▶ **Given task**
Retype all material exactly. Pictures stay out of the copy.

[Dataset excerpts]

|---|

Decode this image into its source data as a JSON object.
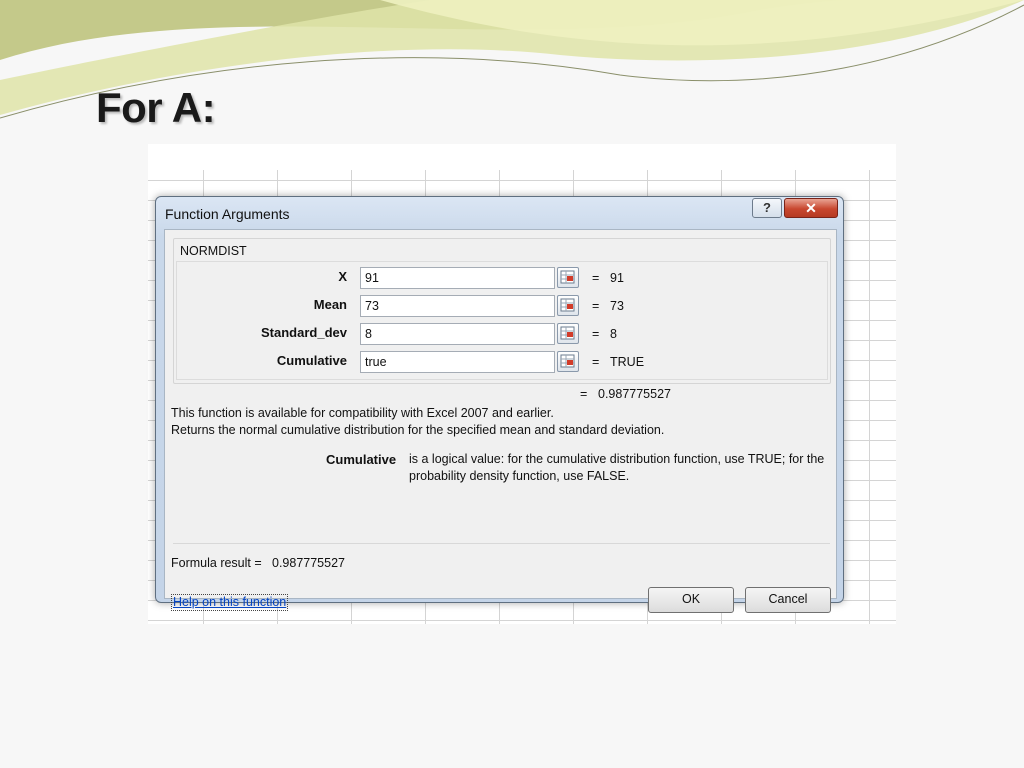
{
  "slide": {
    "title": "For A:"
  },
  "dialog": {
    "title": "Function Arguments",
    "help_button": "?",
    "close_button": "✕",
    "function_name": "NORMDIST",
    "arguments": [
      {
        "label": "X",
        "value": "91",
        "evaluated": "91"
      },
      {
        "label": "Mean",
        "value": "73",
        "evaluated": "73"
      },
      {
        "label": "Standard_dev",
        "value": "8",
        "evaluated": "8"
      },
      {
        "label": "Cumulative",
        "value": "true",
        "evaluated": "TRUE"
      }
    ],
    "equals_sign": "=",
    "result_value": "0.987775527",
    "description_line1": "This function is available for compatibility with Excel 2007 and earlier.",
    "description_line2": "Returns the normal cumulative distribution for the specified mean and standard deviation.",
    "arg_help_name": "Cumulative",
    "arg_help_line1": "is a logical value: for the cumulative distribution function, use TRUE; for the",
    "arg_help_line2": "probability density function, use FALSE.",
    "formula_result_label": "Formula result =",
    "formula_result_value": "0.987775527",
    "help_link": "Help on this function",
    "ok_label": "OK",
    "cancel_label": "Cancel"
  },
  "colors": {
    "accent_swoosh": "#d7df8f",
    "accent_swoosh_dark": "#b9c16c",
    "dialog_frame": "#c9d8ea",
    "close_button": "#c8472f",
    "link": "#0645c2"
  }
}
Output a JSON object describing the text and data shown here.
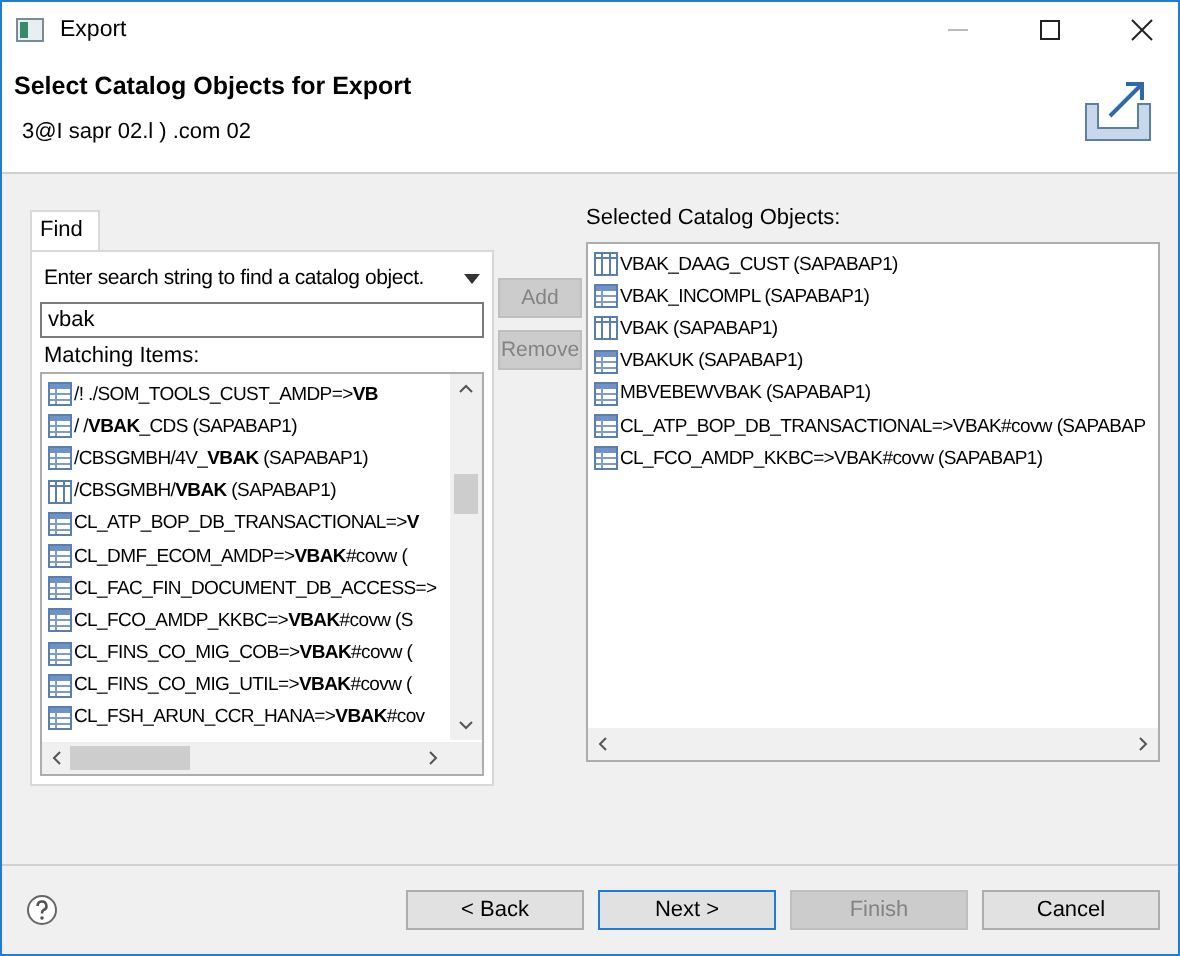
{
  "window": {
    "title": "Export"
  },
  "header": {
    "title": "Select Catalog Objects for Export",
    "subtitle": "3@I  sapr  02.l        )      .com 02"
  },
  "find_tab": {
    "label": "Find",
    "selected": true
  },
  "search": {
    "label": "Enter search string to find a catalog object.",
    "value": "vbak"
  },
  "matching": {
    "label": "Matching Items:",
    "items": [
      {
        "kind": "table",
        "text": "/!        ./SOM_TOOLS_CUST_AMDP=>**VB**"
      },
      {
        "kind": "table",
        "text": "/        /**VBAK**_CDS (SAPABAP1)"
      },
      {
        "kind": "table",
        "text": "/CBSGMBH/4V_**VBAK** (SAPABAP1)"
      },
      {
        "kind": "view",
        "text": "/CBSGMBH/**VBAK** (SAPABAP1)"
      },
      {
        "kind": "table",
        "text": "CL_ATP_BOP_DB_TRANSACTIONAL=>**V**"
      },
      {
        "kind": "table",
        "text": "CL_DMF_ECOM_AMDP=>**VBAK**#covw ("
      },
      {
        "kind": "table",
        "text": "CL_FAC_FIN_DOCUMENT_DB_ACCESS=>"
      },
      {
        "kind": "table",
        "text": "CL_FCO_AMDP_KKBC=>**VBAK**#covw (S"
      },
      {
        "kind": "table",
        "text": "CL_FINS_CO_MIG_COB=>**VBAK**#covw ("
      },
      {
        "kind": "table",
        "text": "CL_FINS_CO_MIG_UTIL=>**VBAK**#covw ("
      },
      {
        "kind": "table",
        "text": "CL_FSH_ARUN_CCR_HANA=>**VBAK**#cov"
      }
    ]
  },
  "add_button": {
    "label": "Add",
    "disabled": true
  },
  "remove_button": {
    "label": "Remove",
    "disabled": true
  },
  "selected": {
    "label": "Selected Catalog Objects:",
    "items": [
      {
        "kind": "view",
        "text": "VBAK_DAAG_CUST (SAPABAP1)"
      },
      {
        "kind": "table",
        "text": "VBAK_INCOMPL (SAPABAP1)"
      },
      {
        "kind": "view",
        "text": "VBAK (SAPABAP1)"
      },
      {
        "kind": "table",
        "text": "VBAKUK (SAPABAP1)"
      },
      {
        "kind": "table",
        "text": "MBVEBEWVBAK (SAPABAP1)"
      },
      {
        "kind": "table",
        "text": "CL_ATP_BOP_DB_TRANSACTIONAL=>VBAK#covw (SAPABAP"
      },
      {
        "kind": "table",
        "text": "CL_FCO_AMDP_KKBC=>VBAK#covw (SAPABAP1)"
      }
    ]
  },
  "buttons": [
    {
      "label": "< Back",
      "disabled": false,
      "default": false
    },
    {
      "label": "Next >",
      "disabled": false,
      "default": true
    },
    {
      "label": "Finish",
      "disabled": true,
      "default": false
    },
    {
      "label": "Cancel",
      "disabled": false,
      "default": false
    }
  ]
}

|---|

▶ **Solved exercise**
Decode this image into its source data as a JSON object.
{
  "slide": {
    "title": "For A:"
  },
  "dialog": {
    "title": "Function Arguments",
    "help_button": "?",
    "close_button": "✕",
    "function_name": "NORMDIST",
    "arguments": [
      {
        "label": "X",
        "value": "91",
        "evaluated": "91"
      },
      {
        "label": "Mean",
        "value": "73",
        "evaluated": "73"
      },
      {
        "label": "Standard_dev",
        "value": "8",
        "evaluated": "8"
      },
      {
        "label": "Cumulative",
        "value": "true",
        "evaluated": "TRUE"
      }
    ],
    "equals_sign": "=",
    "result_value": "0.987775527",
    "description_line1": "This function is available for compatibility with Excel 2007 and earlier.",
    "description_line2": "Returns the normal cumulative distribution for the specified mean and standard deviation.",
    "arg_help_name": "Cumulative",
    "arg_help_line1": "is a logical value: for the cumulative distribution function, use TRUE; for the",
    "arg_help_line2": "probability density function, use FALSE.",
    "formula_result_label": "Formula result =",
    "formula_result_value": "0.987775527",
    "help_link": "Help on this function",
    "ok_label": "OK",
    "cancel_label": "Cancel"
  },
  "colors": {
    "accent_swoosh": "#d7df8f",
    "accent_swoosh_dark": "#b9c16c",
    "dialog_frame": "#c9d8ea",
    "close_button": "#c8472f",
    "link": "#0645c2"
  }
}
Output a JSON object describing the text and data shown here.
{
  "window": {
    "title": "Export"
  },
  "header": {
    "title": "Select Catalog Objects for Export",
    "subtitle": "3@I  sapr  02.l        )      .com 02"
  },
  "find_tab": {
    "label": "Find",
    "selected": true
  },
  "search": {
    "label": "Enter search string to find a catalog object.",
    "value": "vbak"
  },
  "matching": {
    "label": "Matching Items:",
    "items": [
      {
        "kind": "table",
        "text": "/!        ./SOM_TOOLS_CUST_AMDP=>**VB**"
      },
      {
        "kind": "table",
        "text": "/        /**VBAK**_CDS (SAPABAP1)"
      },
      {
        "kind": "table",
        "text": "/CBSGMBH/4V_**VBAK** (SAPABAP1)"
      },
      {
        "kind": "view",
        "text": "/CBSGMBH/**VBAK** (SAPABAP1)"
      },
      {
        "kind": "table",
        "text": "CL_ATP_BOP_DB_TRANSACTIONAL=>**V**"
      },
      {
        "kind": "table",
        "text": "CL_DMF_ECOM_AMDP=>**VBAK**#covw ("
      },
      {
        "kind": "table",
        "text": "CL_FAC_FIN_DOCUMENT_DB_ACCESS=>"
      },
      {
        "kind": "table",
        "text": "CL_FCO_AMDP_KKBC=>**VBAK**#covw (S"
      },
      {
        "kind": "table",
        "text": "CL_FINS_CO_MIG_COB=>**VBAK**#covw ("
      },
      {
        "kind": "table",
        "text": "CL_FINS_CO_MIG_UTIL=>**VBAK**#covw ("
      },
      {
        "kind": "table",
        "text": "CL_FSH_ARUN_CCR_HANA=>**VBAK**#cov"
      }
    ]
  },
  "add_button": {
    "label": "Add",
    "disabled": true
  },
  "remove_button": {
    "label": "Remove",
    "disabled": true
  },
  "selected": {
    "label": "Selected Catalog Objects:",
    "items": [
      {
        "kind": "view",
        "text": "VBAK_DAAG_CUST (SAPABAP1)"
      },
      {
        "kind": "table",
        "text": "VBAK_INCOMPL (SAPABAP1)"
      },
      {
        "kind": "view",
        "text": "VBAK (SAPABAP1)"
      },
      {
        "kind": "table",
        "text": "VBAKUK (SAPABAP1)"
      },
      {
        "kind": "table",
        "text": "MBVEBEWVBAK (SAPABAP1)"
      },
      {
        "kind": "table",
        "text": "CL_ATP_BOP_DB_TRANSACTIONAL=>VBAK#covw (SAPABAP"
      },
      {
        "kind": "table",
        "text": "CL_FCO_AMDP_KKBC=>VBAK#covw (SAPABAP1)"
      }
    ]
  },
  "buttons": [
    {
      "label": "< Back",
      "disabled": false,
      "default": false
    },
    {
      "label": "Next >",
      "disabled": false,
      "default": true
    },
    {
      "label": "Finish",
      "disabled": true,
      "default": false
    },
    {
      "label": "Cancel",
      "disabled": false,
      "default": false
    }
  ]
}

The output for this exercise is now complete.